Your task —
Return the material exactly as supplied, apart from the pictures, which are omitted.

== Listed records ==

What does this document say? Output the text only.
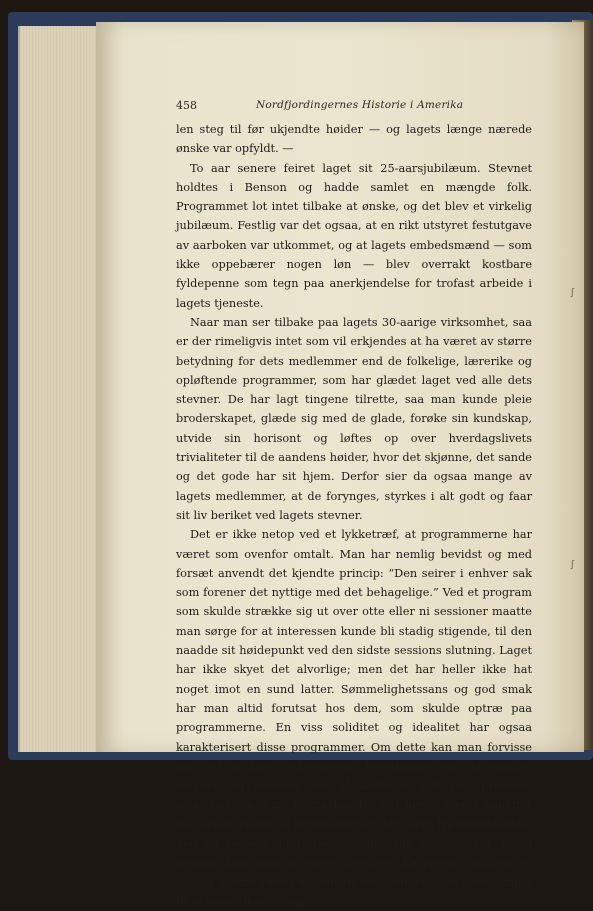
458	Nordfjordingernes Historie i Amerika

len steg til før ukjendte høider — og lagets længe nærede ønske var opfyldt. —

To aar senere feiret laget sit 25-aarsjubilæum. Stevnet holdtes i Benson og hadde samlet en mængde folk. Programmet lot intet tilbake at ønske, og det blev et virkelig jubilæum. Festlig var det ogsaa, at en rikt utstyret festutgave av aarboken var utkommet, og at lagets embedsmænd — som ikke oppebærer nogen løn — blev overrakt kostbare fyldepenne som tegn paa anerkjendelse for trofast arbeide i lagets tjeneste.

Naar man ser tilbake paa lagets 30-aarige virksomhet, saa er der rimeligvis intet som vil erkjendes at ha været av større betydning for dets medlemmer end de folkelige, lærerike og opløftende programmer, som har glædet laget ved alle dets stevner. De har lagt tingene tilrette, saa man kunde pleie broderskapet, glæde sig med de glade, forøke sin kundskap, utvide sin horisont og løftes op over hverdagslivets trivialiteter til de aandens høider, hvor det skjønne, det sande og det gode har sit hjem. Derfor sier da ogsaa mange av lagets medlemmer, at de forynges, styrkes i alt godt og faar sit liv beriket ved lagets stevner.

Det er ikke netop ved et lykketræf, at programmerne har været som ovenfor omtalt. Man har nemlig bevidst og med forsæt anvendt det kjendte princip: “Den seirer i enhver sak som forener det nyttige med det behagelige.” Ved et program som skulde strække sig ut over otte eller ni sessioner maatte man sørge for at interessen kunde bli stadig stigende, til den naadde sit høidepunkt ved den sidste sessions slutning. Laget har ikke skyet det alvorlige; men det har heller ikke hat noget imot en sund latter. Sømmelighetssans og god smak har man altid forutsat hos dem, som skulde optræ paa programmerne. En viss soliditet og idealitet har ogsaa karakterisert disse programmer. Om dette kan man forvisse sig ved at læse sekretærens beretninger om de enkelte stevner, og desuten ved at kaste et blik paa pressens uttalelser om dem. Norsk har for det meste været benyttet ved lagets møter og forhandlinger, dog langt fra utelukkende. Ved en session, helst den anden dags aftensession, har i regelen kun engelsk været benyttet. En speciel indbydelse har da gjerne været utstedt til vedkommende bys befolkning til at være tilstede, og

ʃ
ʃ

===

The solution —
What does this document say? Output the text only.
458	Nordfjordingernes Historie i Amerika

len steg til før ukjendte høider — og lagets længe nærede ønske var opfyldt. —

To aar senere feiret laget sit 25-aarsjubilæum. Stevnet holdtes i Benson og hadde samlet en mængde folk. Programmet lot intet tilbake at ønske, og det blev et virkelig jubilæum. Festlig var det ogsaa, at en rikt utstyret festutgave av aarboken var utkommet, og at lagets embedsmænd — som ikke oppebærer nogen løn — blev overrakt kostbare fyldepenne som tegn paa anerkjendelse for trofast arbeide i lagets tjeneste.

Naar man ser tilbake paa lagets 30-aarige virksomhet, saa er der rimeligvis intet som vil erkjendes at ha været av større betydning for dets medlemmer end de folkelige, lærerike og opløftende programmer, som har glædet laget ved alle dets stevner. De har lagt tingene tilrette, saa man kunde pleie broderskapet, glæde sig med de glade, forøke sin kundskap, utvide sin horisont og løftes op over hverdagslivets trivialiteter til de aandens høider, hvor det skjønne, det sande og det gode har sit hjem. Derfor sier da ogsaa mange av lagets medlemmer, at de forynges, styrkes i alt godt og faar sit liv beriket ved lagets stevner.

Det er ikke netop ved et lykketræf, at programmerne har været som ovenfor omtalt. Man har nemlig bevidst og med forsæt anvendt det kjendte princip: “Den seirer i enhver sak som forener det nyttige med det behagelige.” Ved et program som skulde strække sig ut over otte eller ni sessioner maatte man sørge for at interessen kunde bli stadig stigende, til den naadde sit høidepunkt ved den sidste sessions slutning. Laget har ikke skyet det alvorlige; men det har heller ikke hat noget imot en sund latter. Sømmelighetssans og god smak har man altid forutsat hos dem, som skulde optræ paa programmerne. En viss soliditet og idealitet har ogsaa karakterisert disse programmer. Om dette kan man forvisse sig ved at læse sekretærens beretninger om de enkelte stevner, og desuten ved at kaste et blik paa pressens uttalelser om dem. Norsk har for det meste været benyttet ved lagets møter og forhandlinger, dog langt fra utelukkende. Ved en session, helst den anden dags aftensession, har i regelen kun engelsk været benyttet. En speciel indbydelse har da gjerne været utstedt til vedkommende bys befolkning til at være tilstede, og

ʃ
ʃ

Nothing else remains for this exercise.